━━━ Data shown
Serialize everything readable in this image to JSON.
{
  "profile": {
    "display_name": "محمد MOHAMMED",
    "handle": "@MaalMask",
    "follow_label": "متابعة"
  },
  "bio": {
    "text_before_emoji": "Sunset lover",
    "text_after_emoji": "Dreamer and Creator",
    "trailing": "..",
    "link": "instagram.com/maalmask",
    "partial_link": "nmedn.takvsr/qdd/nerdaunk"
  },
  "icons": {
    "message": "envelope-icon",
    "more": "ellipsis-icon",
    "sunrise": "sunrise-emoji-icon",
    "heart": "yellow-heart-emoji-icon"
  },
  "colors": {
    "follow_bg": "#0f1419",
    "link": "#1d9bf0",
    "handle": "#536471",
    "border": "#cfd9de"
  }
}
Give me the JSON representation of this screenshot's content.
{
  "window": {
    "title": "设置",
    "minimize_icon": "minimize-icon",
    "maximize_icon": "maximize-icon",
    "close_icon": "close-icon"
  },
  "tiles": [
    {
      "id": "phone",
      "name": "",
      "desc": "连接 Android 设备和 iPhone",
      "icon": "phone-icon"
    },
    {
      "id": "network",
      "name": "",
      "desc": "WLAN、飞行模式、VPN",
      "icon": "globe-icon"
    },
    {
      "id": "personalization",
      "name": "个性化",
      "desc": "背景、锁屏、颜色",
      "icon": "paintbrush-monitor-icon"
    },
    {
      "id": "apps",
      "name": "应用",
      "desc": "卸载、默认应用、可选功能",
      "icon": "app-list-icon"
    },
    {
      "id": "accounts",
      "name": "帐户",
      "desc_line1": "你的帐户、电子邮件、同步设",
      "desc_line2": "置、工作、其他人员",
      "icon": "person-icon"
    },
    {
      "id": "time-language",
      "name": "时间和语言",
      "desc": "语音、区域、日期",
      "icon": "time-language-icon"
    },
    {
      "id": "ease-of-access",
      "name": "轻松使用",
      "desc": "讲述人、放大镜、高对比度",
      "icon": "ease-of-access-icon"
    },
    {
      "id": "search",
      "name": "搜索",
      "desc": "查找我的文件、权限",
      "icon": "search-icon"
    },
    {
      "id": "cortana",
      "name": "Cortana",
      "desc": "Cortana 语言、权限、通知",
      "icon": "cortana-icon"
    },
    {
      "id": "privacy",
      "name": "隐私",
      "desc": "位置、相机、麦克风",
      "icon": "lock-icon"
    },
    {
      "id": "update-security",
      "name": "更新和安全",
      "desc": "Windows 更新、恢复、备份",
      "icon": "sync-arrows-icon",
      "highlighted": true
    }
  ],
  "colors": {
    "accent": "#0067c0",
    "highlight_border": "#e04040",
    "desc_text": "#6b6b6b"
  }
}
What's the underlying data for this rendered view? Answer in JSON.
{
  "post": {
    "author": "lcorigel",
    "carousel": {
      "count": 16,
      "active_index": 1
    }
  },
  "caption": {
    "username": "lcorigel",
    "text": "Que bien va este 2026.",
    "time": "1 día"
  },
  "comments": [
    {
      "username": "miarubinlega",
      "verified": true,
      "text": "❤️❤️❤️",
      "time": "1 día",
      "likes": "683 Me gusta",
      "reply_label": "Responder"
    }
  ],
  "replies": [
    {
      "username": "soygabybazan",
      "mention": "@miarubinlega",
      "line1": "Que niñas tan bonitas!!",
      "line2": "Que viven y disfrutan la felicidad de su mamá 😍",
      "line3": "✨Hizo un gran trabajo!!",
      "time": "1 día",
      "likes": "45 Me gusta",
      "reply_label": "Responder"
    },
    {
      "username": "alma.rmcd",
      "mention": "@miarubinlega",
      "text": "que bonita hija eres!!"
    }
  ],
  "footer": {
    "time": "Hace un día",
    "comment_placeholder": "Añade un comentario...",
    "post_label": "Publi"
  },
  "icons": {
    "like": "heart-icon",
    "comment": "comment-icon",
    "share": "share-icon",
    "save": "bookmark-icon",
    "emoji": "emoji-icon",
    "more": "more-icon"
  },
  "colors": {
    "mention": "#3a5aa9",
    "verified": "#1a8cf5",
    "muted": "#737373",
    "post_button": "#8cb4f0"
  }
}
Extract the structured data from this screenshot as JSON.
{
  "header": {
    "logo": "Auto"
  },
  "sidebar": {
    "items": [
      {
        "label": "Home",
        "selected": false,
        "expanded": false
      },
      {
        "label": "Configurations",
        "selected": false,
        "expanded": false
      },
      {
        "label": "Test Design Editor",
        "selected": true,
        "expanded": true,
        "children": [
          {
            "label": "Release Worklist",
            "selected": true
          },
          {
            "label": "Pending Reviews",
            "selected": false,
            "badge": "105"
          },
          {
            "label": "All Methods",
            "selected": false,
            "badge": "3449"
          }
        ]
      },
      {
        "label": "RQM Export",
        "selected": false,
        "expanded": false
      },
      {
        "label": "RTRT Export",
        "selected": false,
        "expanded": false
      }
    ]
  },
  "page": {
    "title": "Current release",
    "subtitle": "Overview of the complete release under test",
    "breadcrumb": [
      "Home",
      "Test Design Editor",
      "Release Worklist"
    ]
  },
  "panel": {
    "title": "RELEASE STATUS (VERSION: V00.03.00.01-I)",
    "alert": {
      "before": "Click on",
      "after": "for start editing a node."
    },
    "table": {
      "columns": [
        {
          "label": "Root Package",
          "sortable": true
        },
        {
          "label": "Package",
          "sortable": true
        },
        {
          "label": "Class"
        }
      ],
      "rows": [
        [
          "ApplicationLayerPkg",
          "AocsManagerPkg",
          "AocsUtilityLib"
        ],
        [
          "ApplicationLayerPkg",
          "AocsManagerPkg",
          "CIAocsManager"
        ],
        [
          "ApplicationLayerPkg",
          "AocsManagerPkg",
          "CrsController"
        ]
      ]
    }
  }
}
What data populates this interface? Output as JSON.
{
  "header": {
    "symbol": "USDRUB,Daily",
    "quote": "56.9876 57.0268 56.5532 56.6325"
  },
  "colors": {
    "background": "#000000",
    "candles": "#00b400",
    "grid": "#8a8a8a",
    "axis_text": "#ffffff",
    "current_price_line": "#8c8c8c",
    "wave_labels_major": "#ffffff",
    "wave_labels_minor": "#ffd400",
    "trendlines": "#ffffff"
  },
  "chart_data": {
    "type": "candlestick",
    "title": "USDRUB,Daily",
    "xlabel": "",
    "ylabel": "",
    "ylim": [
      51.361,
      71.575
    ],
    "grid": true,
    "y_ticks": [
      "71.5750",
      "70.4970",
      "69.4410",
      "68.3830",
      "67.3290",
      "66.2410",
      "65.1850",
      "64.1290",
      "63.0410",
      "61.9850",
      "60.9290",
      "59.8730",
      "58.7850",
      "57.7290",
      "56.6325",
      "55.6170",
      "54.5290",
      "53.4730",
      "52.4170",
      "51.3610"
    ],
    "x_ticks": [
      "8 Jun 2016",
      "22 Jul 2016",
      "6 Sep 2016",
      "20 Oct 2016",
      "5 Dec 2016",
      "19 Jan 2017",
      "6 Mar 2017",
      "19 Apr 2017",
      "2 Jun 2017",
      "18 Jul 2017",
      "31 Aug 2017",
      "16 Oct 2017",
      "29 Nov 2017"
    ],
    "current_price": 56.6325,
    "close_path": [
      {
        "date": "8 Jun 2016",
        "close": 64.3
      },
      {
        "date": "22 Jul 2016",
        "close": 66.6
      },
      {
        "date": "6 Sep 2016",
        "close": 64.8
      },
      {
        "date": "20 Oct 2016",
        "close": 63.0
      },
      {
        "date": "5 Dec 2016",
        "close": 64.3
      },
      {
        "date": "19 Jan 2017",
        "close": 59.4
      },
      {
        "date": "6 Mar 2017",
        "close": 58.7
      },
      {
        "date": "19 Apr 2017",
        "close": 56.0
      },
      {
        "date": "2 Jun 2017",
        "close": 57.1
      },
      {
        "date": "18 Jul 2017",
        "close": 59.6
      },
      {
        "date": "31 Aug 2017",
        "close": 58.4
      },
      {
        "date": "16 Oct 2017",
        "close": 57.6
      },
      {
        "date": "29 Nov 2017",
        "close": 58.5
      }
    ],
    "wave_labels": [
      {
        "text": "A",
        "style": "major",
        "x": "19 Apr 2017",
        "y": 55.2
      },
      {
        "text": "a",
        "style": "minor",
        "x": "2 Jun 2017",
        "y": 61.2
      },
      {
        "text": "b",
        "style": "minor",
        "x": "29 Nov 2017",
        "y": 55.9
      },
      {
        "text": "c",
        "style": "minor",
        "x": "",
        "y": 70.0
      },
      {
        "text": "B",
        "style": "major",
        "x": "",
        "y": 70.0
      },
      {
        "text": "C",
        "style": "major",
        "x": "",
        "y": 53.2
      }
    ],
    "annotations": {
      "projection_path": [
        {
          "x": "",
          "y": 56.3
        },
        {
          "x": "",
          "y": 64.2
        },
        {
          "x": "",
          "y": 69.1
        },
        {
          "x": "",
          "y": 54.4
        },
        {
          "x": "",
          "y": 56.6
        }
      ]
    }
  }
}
━━━━━━
■ Instruction ■
Only a number is wanted: how many lines contain "Daily"?

■ Complete response ■
2